***** The records

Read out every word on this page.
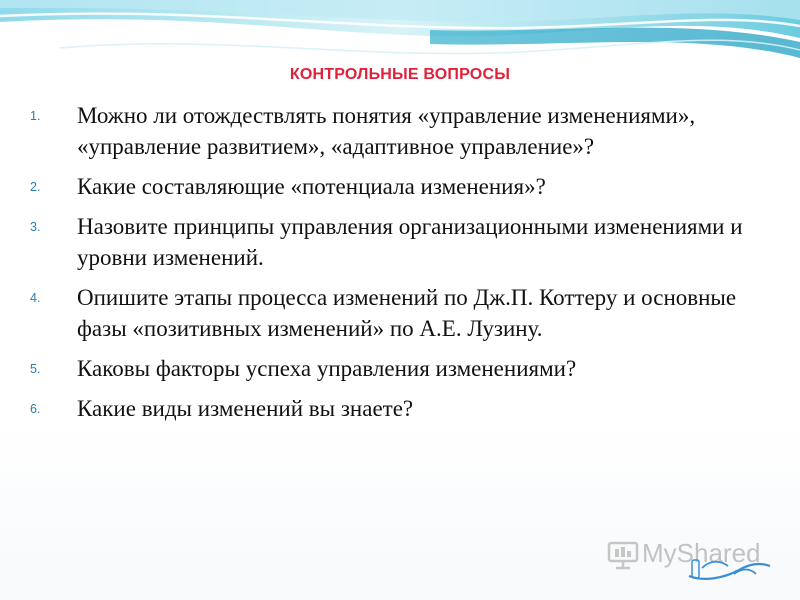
КОНТРОЛЬНЫЕ ВОПРОСЫ
1.	Можно ли отождествлять понятия «управление изменениями», «управление развитием», «адаптивное управление»?
2.	Какие составляющие «потенциала изменения»?
3.	Назовите принципы управления организационными изменениями и уровни изменений.
4.	Опишите этапы процесса изменений по Дж.П. Коттеру и основные фазы «позитивных изменений» по А.Е. Лузину.
5.	Каковы факторы успеха управления изменениями?
6.	Какие виды изменений вы знаете?
MyShared
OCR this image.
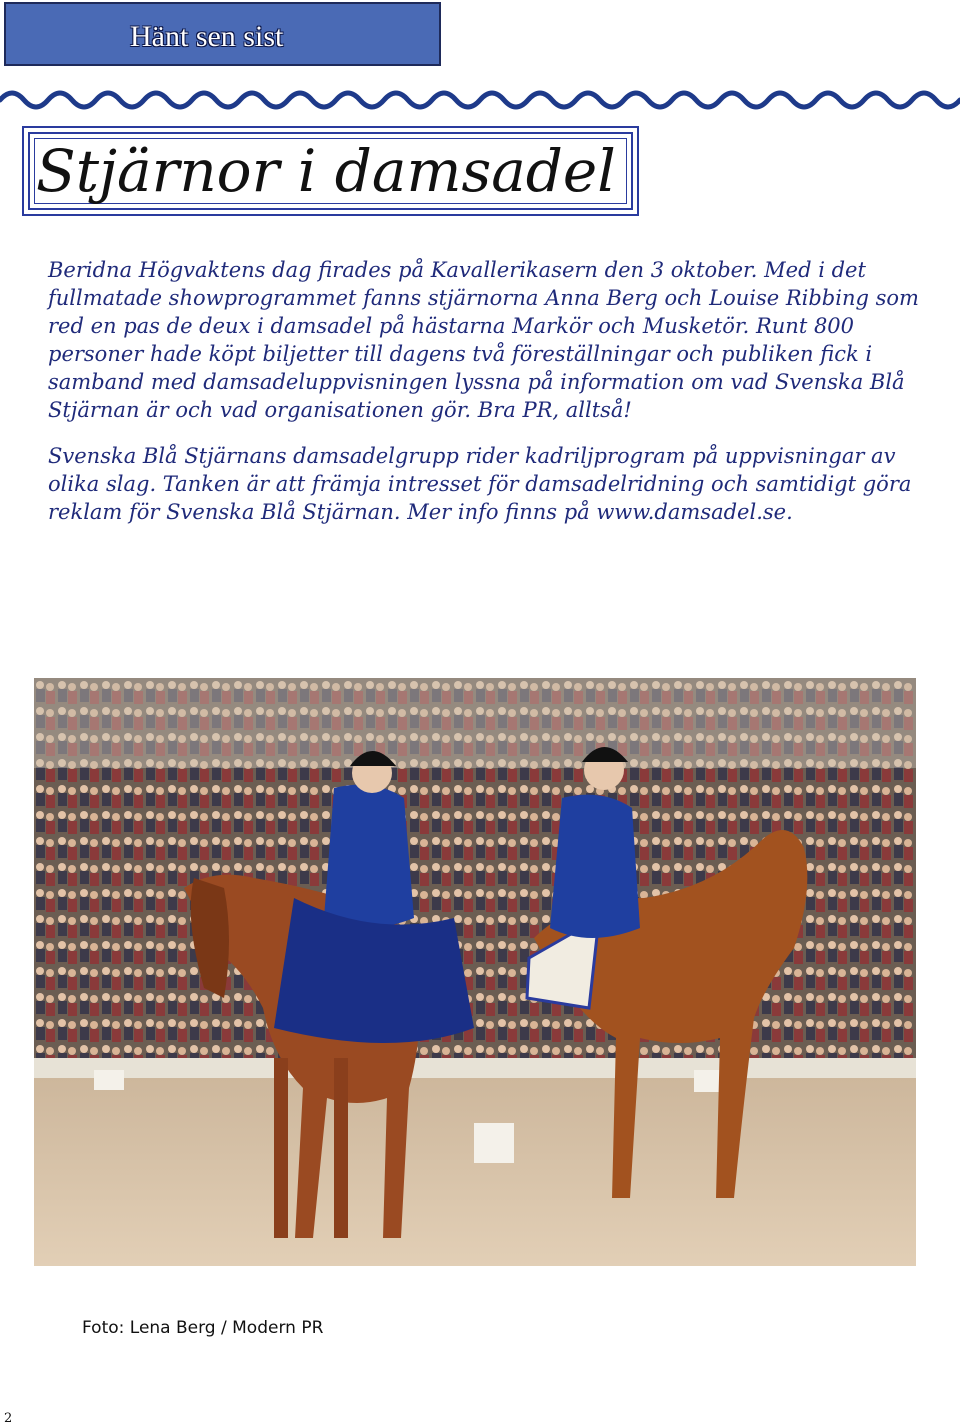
Hänt sen sist
Stjärnor i damsadel

Beridna Högvaktens dag firades på Kavallerikasern den 3 oktober. Med i det fullmatade showprogrammet fanns stjärnorna Anna Berg och Louise Ribbing som red en pas de deux i damsadel på hästarna Markör och Musketör. Runt 800 personer hade köpt biljetter till dagens två föreställningar och publiken fick i samband med damsadeluppvisningen lyssna på information om vad Svenska Blå Stjärnan är och vad organisationen gör. Bra PR, alltså!

Svenska Blå Stjärnans damsadelgrupp rider kadriljprogram på uppvisningar av olika slag. Tanken är att främja intresset för damsadelridning och samtidigt göra reklam för Svenska Blå Stjärnan. Mer info finns på www.damsadel.se.

Foto: Lena Berg / Modern PR
2
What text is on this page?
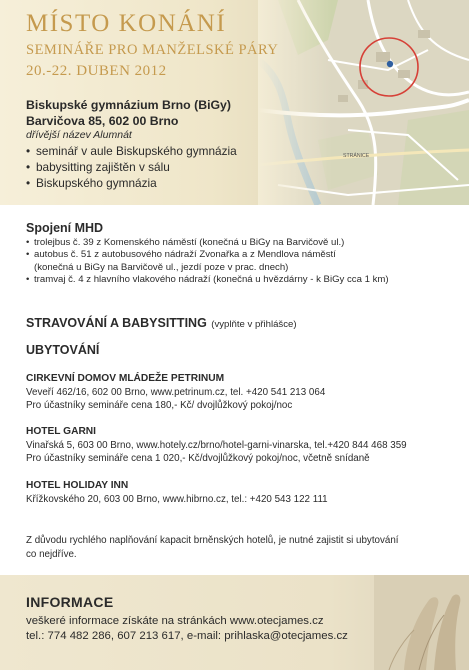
STRÁNICE
MÍSTO KONÁNÍ
SEMINÁŘE PRO MANŽELSKÉ PÁRY
20.-22. DUBEN 2012
Biskupské gymnázium Brno (BiGy)
Barvičova 85, 602 00 Brno
dřívější název Alumnát
• seminář v aule Biskupského gymnázia
• babysitting zajištěn v sálu
• Biskupského gymnázia
Spojení MHD
• trolejbus č. 39 z Komenského náměstí (konečná u BiGy na Barvičově ul.)
• autobus č. 51 z autobusového nádraží Zvonařka a z Mendlova náměstí
(konečná u BiGy na Barvičově ul., jezdí poze v prac. dnech)
• tramvaj č. 4 z hlavního vlakového nádraží (konečná u hvězdárny - k BiGy cca 1 km)
STRAVOVÁNÍ A BABYSITTING (vyplňte v přihlášce)
UBYTOVÁNÍ
CIRKEVNÍ DOMOV MLÁDEŽE PETRINUM
Veveří 462/16, 602 00 Brno, www.petrinum.cz, tel. +420 541 213 064
Pro účastníky semináře cena 180,- Kč/ dvojlůžkový pokoj/noc
HOTEL GARNI
Vinařská 5, 603 00 Brno, www.hotely.cz/brno/hotel-garni-vinarska, tel.+420 844 468 359
Pro účastníky semináře cena 1 020,- Kč/dvojlůžkový pokoj/noc, včetně snídaně
HOTEL HOLIDAY INN
Křížkovského 20, 603 00 Brno, www.hibrno.cz, tel.: +420 543 122 111
Z důvodu rychlého naplňování kapacit brněnských hotelů, je nutné zajistit si ubytování
co nejdříve.
INFORMACE
veškeré informace získáte na stránkách www.otecjames.cz
tel.: 774 482 286, 607 213 617, e-mail: prihlaska@otecjames.cz
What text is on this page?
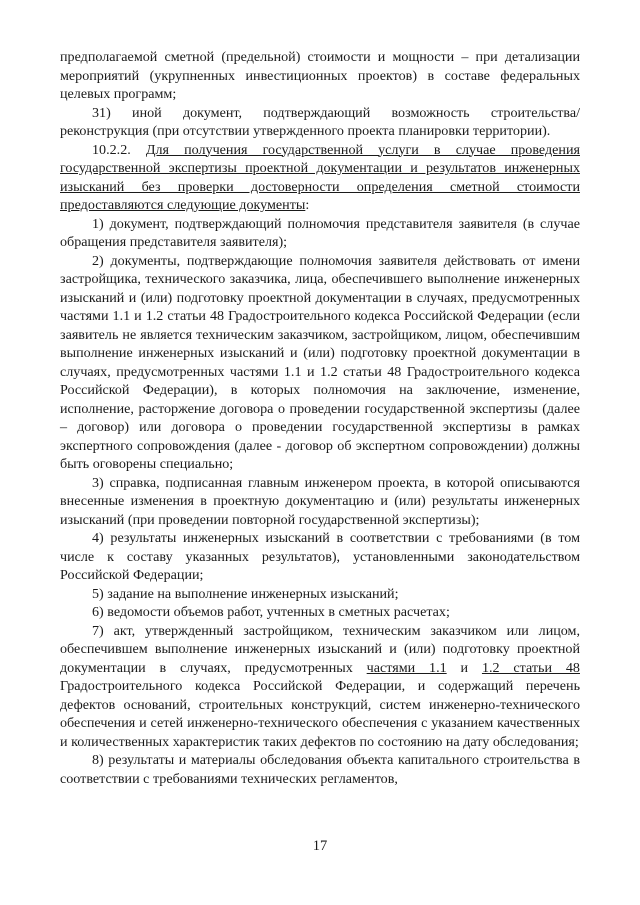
предполагаемой сметной (предельной) стоимости и мощности – при детализации мероприятий (укрупненных инвестиционных проектов) в составе федеральных целевых программ;

31) иной документ, подтверждающий возможность строительства/реконструкция (при отсутствии утвержденного проекта планировки территории).

10.2.2. Для получения государственной услуги в случае проведения государственной экспертизы проектной документации и результатов инженерных изысканий без проверки достоверности определения сметной стоимости предоставляются следующие документы:

1) документ, подтверждающий полномочия представителя заявителя (в случае обращения представителя заявителя);

2) документы, подтверждающие полномочия заявителя действовать от имени застройщика, технического заказчика, лица, обеспечившего выполнение инженерных изысканий и (или) подготовку проектной документации в случаях, предусмотренных частями 1.1 и 1.2 статьи 48 Градостроительного кодекса Российской Федерации (если заявитель не является техническим заказчиком, застройщиком, лицом, обеспечившим выполнение инженерных изысканий и (или) подготовку проектной документации в случаях, предусмотренных частями 1.1 и 1.2 статьи 48 Градостроительного кодекса Российской Федерации), в которых полномочия на заключение, изменение, исполнение, расторжение договора о проведении государственной экспертизы (далее – договор) или договора о проведении государственной экспертизы в рамках экспертного сопровождения (далее - договор об экспертном сопровождении) должны быть оговорены специально;

3) справка, подписанная главным инженером проекта, в которой описываются внесенные изменения в проектную документацию и (или) результаты инженерных изысканий (при проведении повторной государственной экспертизы);

4) результаты инженерных изысканий в соответствии с требованиями (в том числе к составу указанных результатов), установленными законодательством Российской Федерации;

5) задание на выполнение инженерных изысканий;

6) ведомости объемов работ, учтенных в сметных расчетах;

7) акт, утвержденный застройщиком, техническим заказчиком или лицом, обеспечившем выполнение инженерных изысканий и (или) подготовку проектной документации в случаях, предусмотренных частями 1.1 и 1.2 статьи 48 Градостроительного кодекса Российской Федерации, и содержащий перечень дефектов оснований, строительных конструкций, систем инженерно-технического обеспечения и сетей инженерно-технического обеспечения с указанием качественных и количественных характеристик таких дефектов по состоянию на дату обследования;

8) результаты и материалы обследования объекта капитального строительства в соответствии с требованиями технических регламентов,

17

**********

State how many lines in the entries above include the word "dvojlůžkový"; reply with the number alone.

2